>>>>>
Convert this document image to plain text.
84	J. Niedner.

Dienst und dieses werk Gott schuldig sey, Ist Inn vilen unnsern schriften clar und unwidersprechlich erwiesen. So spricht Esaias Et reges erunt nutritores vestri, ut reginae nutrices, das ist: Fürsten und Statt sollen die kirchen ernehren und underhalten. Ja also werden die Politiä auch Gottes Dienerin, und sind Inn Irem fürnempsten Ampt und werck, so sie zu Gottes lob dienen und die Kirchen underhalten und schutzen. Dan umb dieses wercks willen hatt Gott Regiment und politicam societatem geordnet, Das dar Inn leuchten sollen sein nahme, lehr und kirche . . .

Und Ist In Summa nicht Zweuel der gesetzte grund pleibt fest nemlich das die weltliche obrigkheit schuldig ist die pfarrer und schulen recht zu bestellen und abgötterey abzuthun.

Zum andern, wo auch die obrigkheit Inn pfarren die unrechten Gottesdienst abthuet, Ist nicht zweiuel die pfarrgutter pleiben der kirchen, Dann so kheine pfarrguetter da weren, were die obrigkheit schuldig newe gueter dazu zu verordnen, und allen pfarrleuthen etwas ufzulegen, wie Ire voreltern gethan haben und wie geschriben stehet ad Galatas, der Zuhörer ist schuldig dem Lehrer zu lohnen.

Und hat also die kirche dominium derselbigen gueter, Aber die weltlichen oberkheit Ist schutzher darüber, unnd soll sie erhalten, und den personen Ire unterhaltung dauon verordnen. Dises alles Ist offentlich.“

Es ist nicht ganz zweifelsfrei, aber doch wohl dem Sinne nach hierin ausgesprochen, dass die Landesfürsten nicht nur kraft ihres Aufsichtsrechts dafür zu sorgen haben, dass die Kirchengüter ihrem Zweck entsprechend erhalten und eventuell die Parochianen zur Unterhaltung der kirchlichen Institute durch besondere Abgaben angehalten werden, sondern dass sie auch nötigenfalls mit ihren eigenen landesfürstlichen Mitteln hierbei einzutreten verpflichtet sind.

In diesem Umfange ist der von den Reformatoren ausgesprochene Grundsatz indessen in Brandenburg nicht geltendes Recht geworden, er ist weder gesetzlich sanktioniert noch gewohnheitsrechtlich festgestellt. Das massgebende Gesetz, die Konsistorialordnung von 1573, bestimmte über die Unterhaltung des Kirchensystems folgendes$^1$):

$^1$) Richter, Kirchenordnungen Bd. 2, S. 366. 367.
<<<<<
Prompt: Show each line in the entries that holds the string "verordnen".

Result:
Zum andern, wo auch die obrigkheit Inn pfarren die unrechten Gottesdienst abthuet, Ist nicht zweiuel die pfarrgutter pleiben der kirchen, Dann so kheine pfarrguetter da weren, were die obrigkheit schuldig newe gueter dazu zu verordnen, und allen pfarrleuthen etwas ufzulegen, wie Ire voreltern gethan haben und wie geschriben stehet ad Galatas, der Zuhörer ist schuldig dem Lehrer zu lohnen.
Und hat also die kirche dominium derselbigen gueter, Aber die weltlichen oberkheit Ist schutzher darüber, unnd soll sie erhalten, und den personen Ire unterhaltung dauon verordnen. Dises alles Ist offentlich.“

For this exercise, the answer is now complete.